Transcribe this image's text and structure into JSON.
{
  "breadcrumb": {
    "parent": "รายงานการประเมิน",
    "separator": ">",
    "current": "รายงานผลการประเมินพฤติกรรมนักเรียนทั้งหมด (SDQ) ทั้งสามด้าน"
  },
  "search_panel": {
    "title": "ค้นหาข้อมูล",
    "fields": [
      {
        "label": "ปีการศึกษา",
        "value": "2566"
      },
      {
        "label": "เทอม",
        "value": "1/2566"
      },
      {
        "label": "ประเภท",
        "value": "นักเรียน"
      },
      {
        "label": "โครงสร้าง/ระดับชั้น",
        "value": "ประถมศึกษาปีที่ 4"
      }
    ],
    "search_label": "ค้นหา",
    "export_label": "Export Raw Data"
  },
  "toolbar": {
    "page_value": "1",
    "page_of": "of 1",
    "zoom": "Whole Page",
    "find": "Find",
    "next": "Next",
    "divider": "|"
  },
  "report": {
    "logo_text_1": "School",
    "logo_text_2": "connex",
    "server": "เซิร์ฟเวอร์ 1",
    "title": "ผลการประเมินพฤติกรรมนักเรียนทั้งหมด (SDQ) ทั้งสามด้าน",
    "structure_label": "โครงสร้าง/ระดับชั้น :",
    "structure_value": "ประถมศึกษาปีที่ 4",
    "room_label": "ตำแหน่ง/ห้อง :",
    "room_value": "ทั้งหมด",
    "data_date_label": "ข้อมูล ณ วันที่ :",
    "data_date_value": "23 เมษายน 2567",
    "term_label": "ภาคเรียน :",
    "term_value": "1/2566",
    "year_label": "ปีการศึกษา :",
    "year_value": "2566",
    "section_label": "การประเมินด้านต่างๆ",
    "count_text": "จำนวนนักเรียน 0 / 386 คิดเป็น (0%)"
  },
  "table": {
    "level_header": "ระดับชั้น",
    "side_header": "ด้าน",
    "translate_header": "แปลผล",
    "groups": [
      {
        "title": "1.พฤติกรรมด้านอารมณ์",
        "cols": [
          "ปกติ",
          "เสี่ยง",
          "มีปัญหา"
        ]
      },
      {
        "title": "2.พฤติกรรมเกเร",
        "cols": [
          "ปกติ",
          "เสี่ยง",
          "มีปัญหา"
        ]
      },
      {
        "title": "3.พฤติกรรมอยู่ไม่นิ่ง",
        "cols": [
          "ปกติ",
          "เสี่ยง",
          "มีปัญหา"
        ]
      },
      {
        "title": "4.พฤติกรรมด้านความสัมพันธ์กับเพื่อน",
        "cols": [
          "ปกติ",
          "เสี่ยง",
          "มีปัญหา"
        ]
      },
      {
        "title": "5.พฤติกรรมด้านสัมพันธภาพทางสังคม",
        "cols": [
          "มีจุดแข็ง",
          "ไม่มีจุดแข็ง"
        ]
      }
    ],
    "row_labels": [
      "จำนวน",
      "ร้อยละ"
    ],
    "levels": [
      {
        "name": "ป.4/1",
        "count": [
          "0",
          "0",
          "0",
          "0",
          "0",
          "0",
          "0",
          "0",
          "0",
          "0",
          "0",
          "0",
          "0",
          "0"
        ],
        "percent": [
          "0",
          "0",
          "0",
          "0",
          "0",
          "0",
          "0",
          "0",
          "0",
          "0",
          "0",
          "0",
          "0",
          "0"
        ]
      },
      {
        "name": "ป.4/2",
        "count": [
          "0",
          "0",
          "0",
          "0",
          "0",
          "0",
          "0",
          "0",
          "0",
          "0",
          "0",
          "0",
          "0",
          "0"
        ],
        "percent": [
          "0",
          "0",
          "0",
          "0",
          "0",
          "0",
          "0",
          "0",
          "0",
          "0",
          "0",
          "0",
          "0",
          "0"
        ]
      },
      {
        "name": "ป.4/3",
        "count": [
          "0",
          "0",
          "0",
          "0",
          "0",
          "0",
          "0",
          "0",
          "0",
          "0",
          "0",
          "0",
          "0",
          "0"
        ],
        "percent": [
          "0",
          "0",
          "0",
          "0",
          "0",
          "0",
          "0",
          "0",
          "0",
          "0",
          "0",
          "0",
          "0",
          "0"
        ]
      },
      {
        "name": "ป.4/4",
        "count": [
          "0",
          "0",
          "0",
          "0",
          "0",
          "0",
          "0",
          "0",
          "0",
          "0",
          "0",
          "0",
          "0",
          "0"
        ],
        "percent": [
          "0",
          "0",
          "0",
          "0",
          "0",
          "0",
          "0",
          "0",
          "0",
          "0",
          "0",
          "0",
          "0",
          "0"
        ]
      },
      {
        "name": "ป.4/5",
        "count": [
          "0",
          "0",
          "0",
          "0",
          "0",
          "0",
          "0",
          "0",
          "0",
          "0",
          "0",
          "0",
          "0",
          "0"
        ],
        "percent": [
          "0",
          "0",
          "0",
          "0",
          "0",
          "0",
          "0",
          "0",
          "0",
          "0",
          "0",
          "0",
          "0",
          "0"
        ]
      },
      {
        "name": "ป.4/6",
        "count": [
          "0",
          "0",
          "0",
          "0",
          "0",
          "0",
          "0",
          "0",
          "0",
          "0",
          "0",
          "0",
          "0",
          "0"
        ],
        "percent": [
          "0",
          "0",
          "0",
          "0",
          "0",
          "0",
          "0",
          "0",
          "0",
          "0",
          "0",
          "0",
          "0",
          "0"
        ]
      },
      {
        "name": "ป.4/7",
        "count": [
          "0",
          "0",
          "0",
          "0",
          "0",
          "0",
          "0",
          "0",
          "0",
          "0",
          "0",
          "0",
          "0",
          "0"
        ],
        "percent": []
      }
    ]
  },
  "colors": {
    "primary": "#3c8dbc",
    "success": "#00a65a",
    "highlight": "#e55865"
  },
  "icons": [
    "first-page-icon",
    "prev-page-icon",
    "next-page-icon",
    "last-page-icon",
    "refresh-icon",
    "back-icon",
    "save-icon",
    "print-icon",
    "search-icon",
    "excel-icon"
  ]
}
- - - -
PROBLEM:
Identify all lines in the records above with the word "กษาป".

EXERCISE ANSWER:
        "value": "ประถมศึกษาปีที่ 4"
    "structure_value": "ประถมศึกษาปีที่ 4",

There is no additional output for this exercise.